Parts of the exercise:
[a] Using the area-of-interest passage, decide whether each statement agrees with it: (i) freshwater wetlands were included if they had greater than a 1% probability of being below MHHWS; (ii) estuarine wetlands were identified according to the National Wetlands Inventory; (iii) the updates to the coastal lands layer incorporated new underlying data sources. Answer yes or no for each, quoting the words of the passage that decide it.
[b] The area-of-interest passage names the kinds of land included under the same criteria applied to freshwater wetlands. List all of them.
[c] Write the next part of the area-of-interest passage, starting after its final sentence.

Selected excerpt:
++++++++++++++++++++

Determining Area of Interest

To create an area of interest for the Z*MHW mapping, we first made key updates to the coastal lands layer presented by Holmquist et al. (2018a), a probabilistic map of areas below mean higher high water spring tide elevation (MHHWS). The updates incorporated new underlying data sources and revisions to the original methodology (Table 1). Within this updated layer, we analyzed all areas identified as estuarine wetlands according to the Coastal Change Analysis Program (C-CAP; NOAA 2014). For C-CAP palustrine wetlands, also known as freshwater wetlands, we included them in the analysis if they had greater than a 1% probability of being below MHHWS. In anticipation of users wanting to compare the relative tidal elevations of wetlands to adjacent surfaces that may represent drained, dredged, or developed former wetlands, we included farmed, developed, bare, and natural lands with the same inclusion criteria applied to freshwater wetlands. To broaden the utility of the analysis for a wide variety of users, we additionally included any areas mapped as tidal wetlands according to the National Wetlands Inventory (U.S. Fish and Wildlife Service 2014).

++++++++++++++++++++

[Lines of data]
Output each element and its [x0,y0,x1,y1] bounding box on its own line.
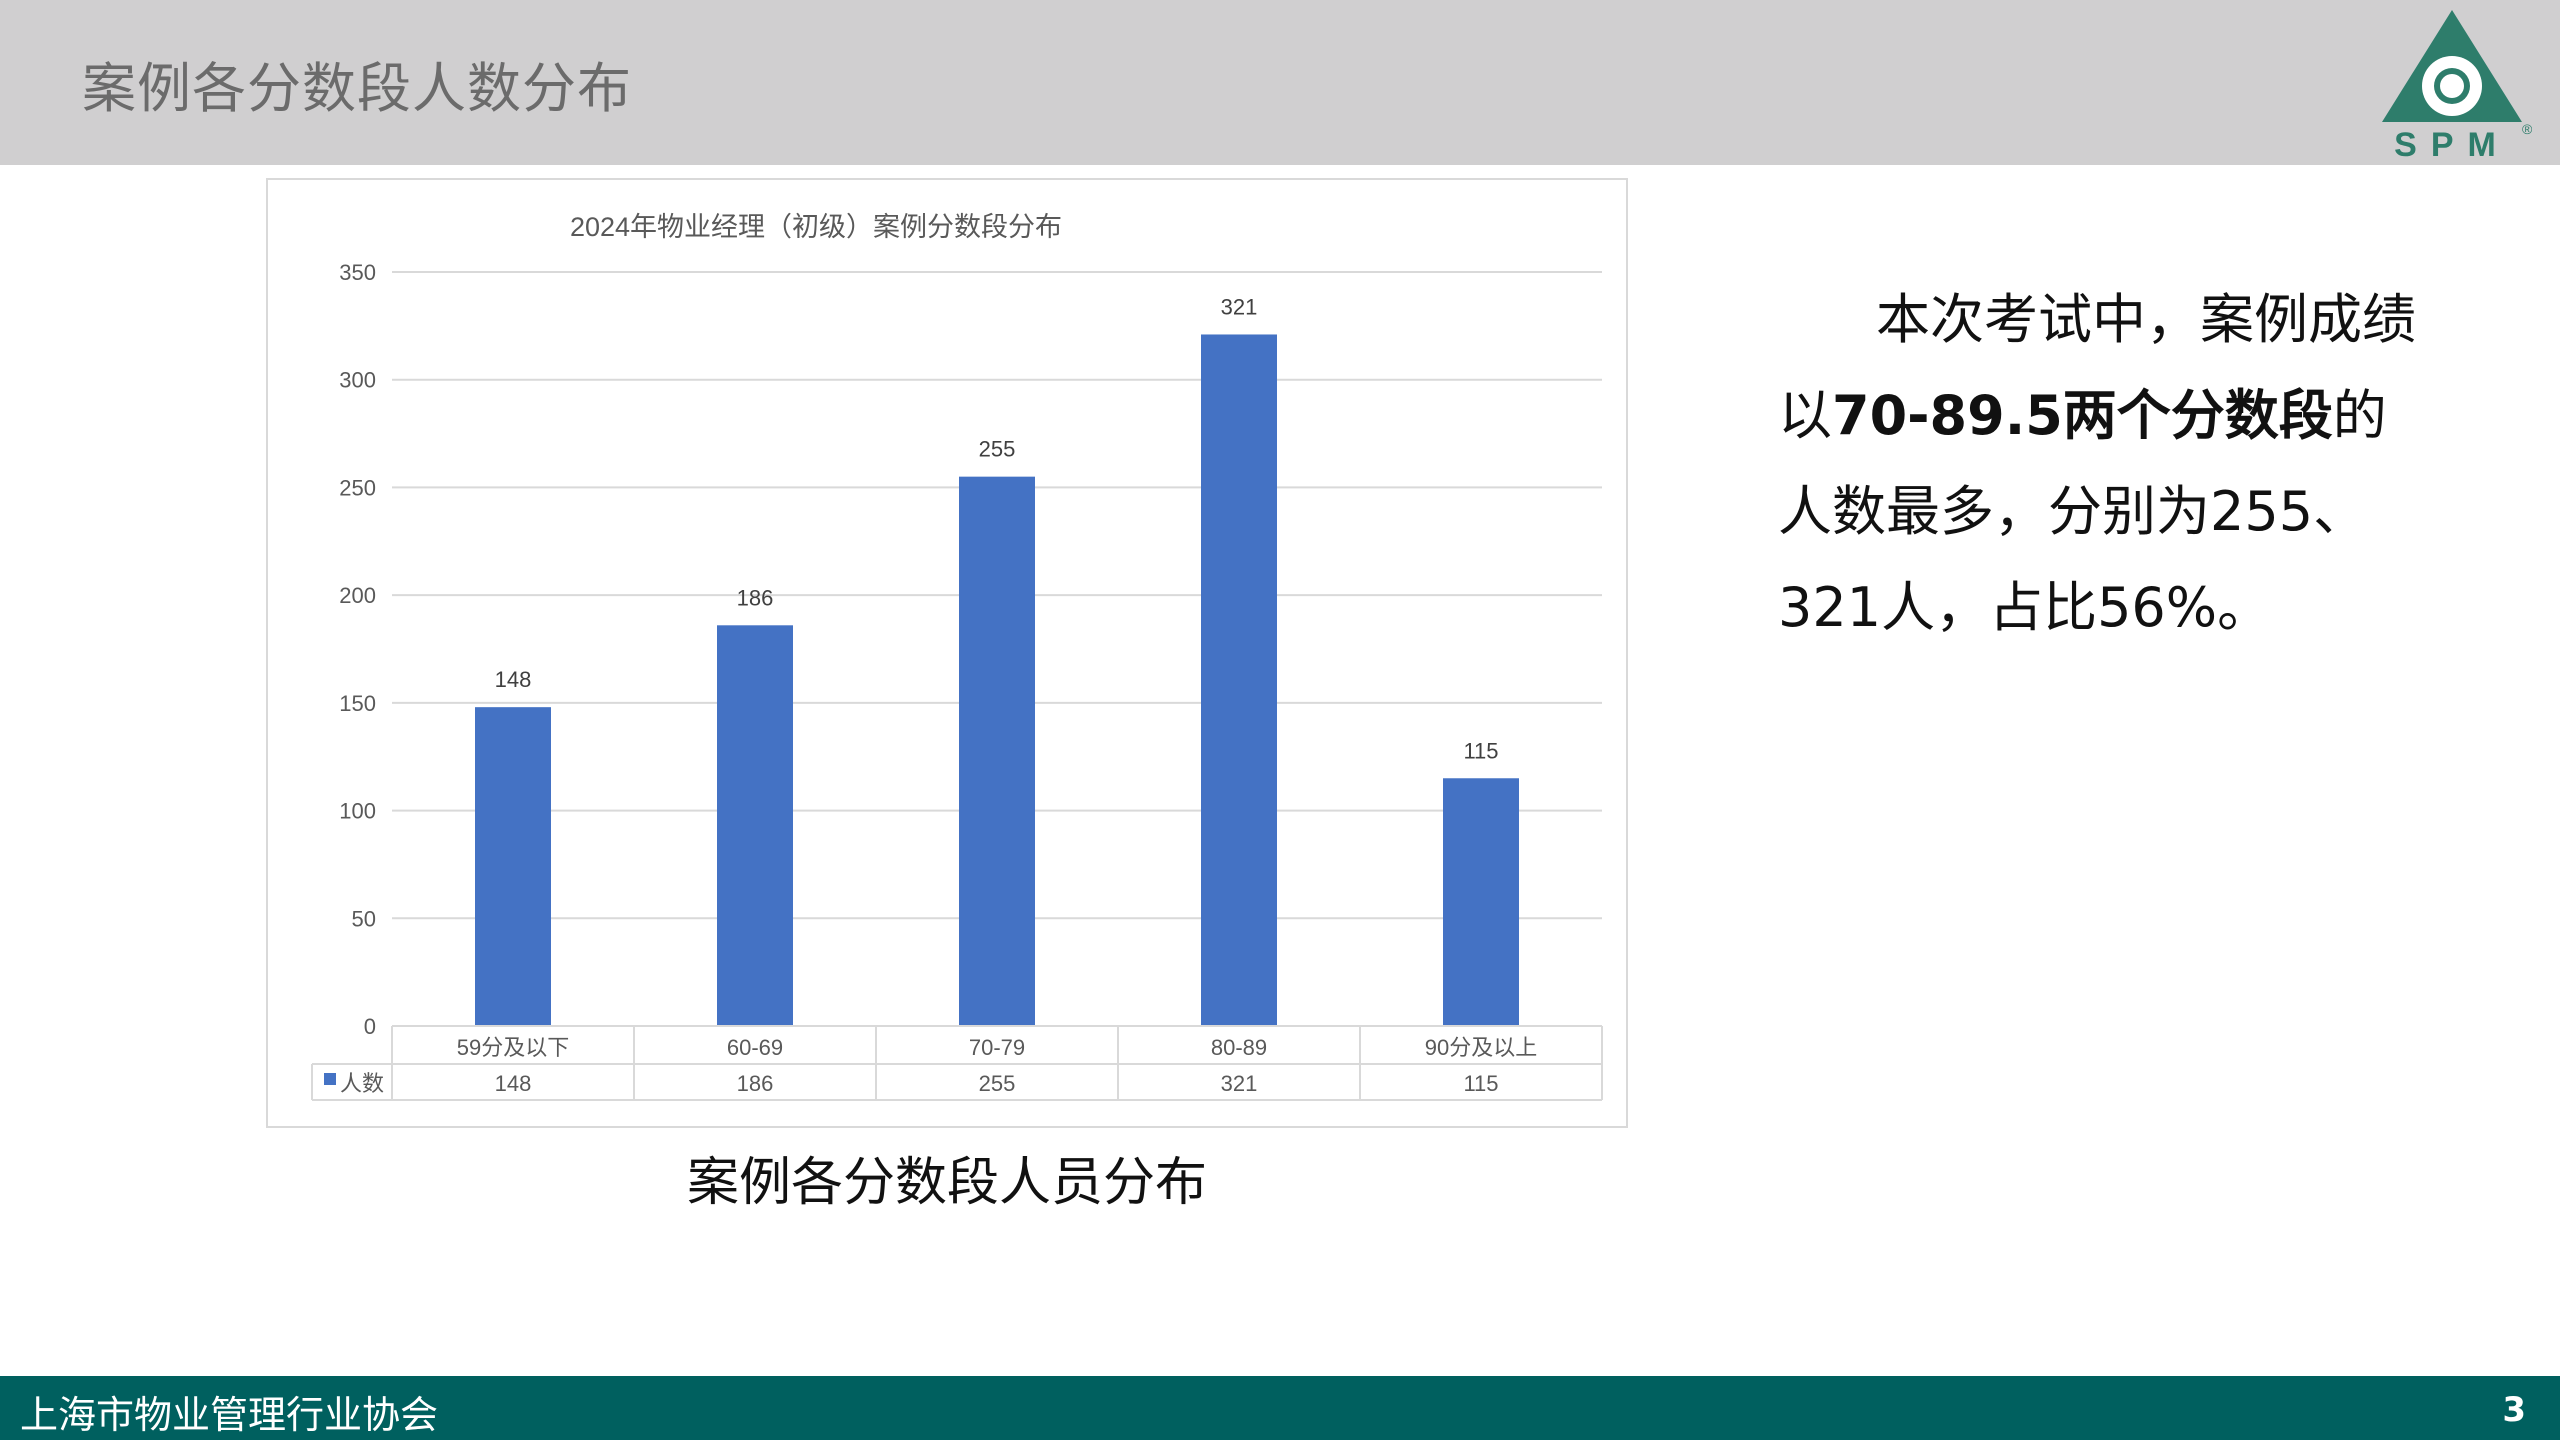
data-label: 148 [495,667,532,692]
bar [717,625,793,1026]
x-category-label: 80-89 [1211,1035,1267,1060]
bar-chart: 2024年物业经理（初级）案例分数段分布 0 50 100 150 200 250 300 35… [311,212,1603,1101]
description-bold: 70-89.5两个分数段 [1832,384,2333,447]
bar [959,476,1035,1027]
chart-container: 2024年物业经理（初级）案例分数段分布 0 50 100 150 200 250 300 35… [266,178,1628,1128]
x-category-label: 59分及以下 [457,1035,569,1060]
x-category-label: 90分及以上 [1425,1035,1537,1060]
legend-key [324,1073,336,1085]
x-category-label: 70-79 [969,1035,1025,1060]
data-label: 115 [1463,738,1498,763]
header-bar: 案例各分数段人数分布 SPM ® [0,0,2560,165]
table-value: 148 [495,1071,532,1096]
bar [475,707,551,1026]
x-category-label: 60-69 [727,1035,783,1060]
bar [1443,778,1519,1026]
table-value: 186 [737,1071,774,1096]
logo-registered-mark: ® [2522,121,2532,137]
chart-caption: 案例各分数段人员分布 [686,1153,1207,1213]
page-title: 案例各分数段人数分布 [82,57,632,120]
y-tick-label: 100 [339,799,376,824]
table-value: 321 [1221,1071,1258,1096]
data-label: 321 [1221,294,1258,319]
bar [1201,334,1277,1026]
table-value: 115 [1463,1071,1498,1096]
data-label: 186 [737,585,774,610]
y-tick-label: 200 [339,583,376,608]
spm-logo: SPM ® [2382,10,2532,164]
y-tick-label: 350 [339,260,376,285]
footer-bar: 上海市物业管理行业协会 3 [0,1376,2560,1440]
chart-title: 2024年物业经理（初级）案例分数段分布 [570,212,1062,242]
legend-label: 人数 [340,1071,384,1096]
footer-org-name: 上海市物业管理行业协会 [20,1393,439,1437]
logo-text: SPM [2394,126,2510,164]
page-number: 3 [2502,1390,2526,1430]
description-text: 本次考试中，案例成绩以70-89.5两个分数段的人数最多，分别为255、321人… [1778,272,2428,656]
y-tick-label: 50 [352,906,376,931]
y-tick-label: 150 [339,691,376,716]
y-tick-label: 250 [339,475,376,500]
data-label: 255 [979,437,1016,462]
table-value: 255 [979,1071,1016,1096]
y-tick-label: 0 [364,1014,376,1039]
y-tick-label: 300 [339,368,376,393]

++++++++++++++++++++

Final answers:
[a]
(i) Yes: "we included them in the analysis if they had greater than a 1% probability of being below MHHWS."
(ii) No: "we analyzed all areas identified as estuarine wetlands according to the Coastal Change Analysis Program (C-CAP; NOAA 2014)."
(iii) Yes: "The updates incorporated new underlying data sources and revisions to the original methodology."

[b] Farmed lands, developed lands, bare lands, and natural lands.

[c]
Elevation and Water Level Mapping

For the analyses, we compiled coastal LiDAR-based DEMs from multiple sources, with the goal of geographic completeness. The majority of the files were aggregated for the National Oceanic and Atmospheric Association (NOAA) Sea Level Rise Viewer (NOAA 2017a). The aggregated DEMs distributed by the sea-level rise viewer, however, are not representative of all the data used in the sea-level rise viewer or the extent of historically tidal wetlands (Table S1). We additionally aggregated DEMs from the Northern Gulf of Mexico; the Sacramento Delta in California; Baltimore, and Calvert Counties in Maryland; Beaufort, and Georgetown Counties in South Carolina; Liberty and Glynn Counties, Georgia; and Mobile County, Alabama (Table S1). Our goal in selecting these DEMs was to utilize the highest quality available large-scale syntheses available, not necessarily the most up-to-date or high-quality elevation maps at the scale of individual sites, such as those available incrementally through U.S. Geological Survey’s Coastal National Elevation Database (CoNED; Danielson et al. 2018).

The majority of LiDAR DEMs have been hydro-flattened, meaning the elevation of mapped surface water was arbitrarily assigned a low number. Because the resolution of the underlying DEMs is upscaled in our processing, hydro-flattened pixels have the potential to bias surfaces, eliminating features such as berms at marsh edges. We documented hydro flattened values from file meta-data, or from a thorough inspection of the products, and masked those values from the upscaling. While minimum binning is one approach for upscaling DEMs (Schmid et al. 2011), we opted for an unbinned continuous product (Table S1). To be conservative, we also made the decision to exclude mapped water features from this analysis, including C-CAP pixels mapped as submerged vegetation and open water, in addition to LiDAR pixels that had been hydro-flattened.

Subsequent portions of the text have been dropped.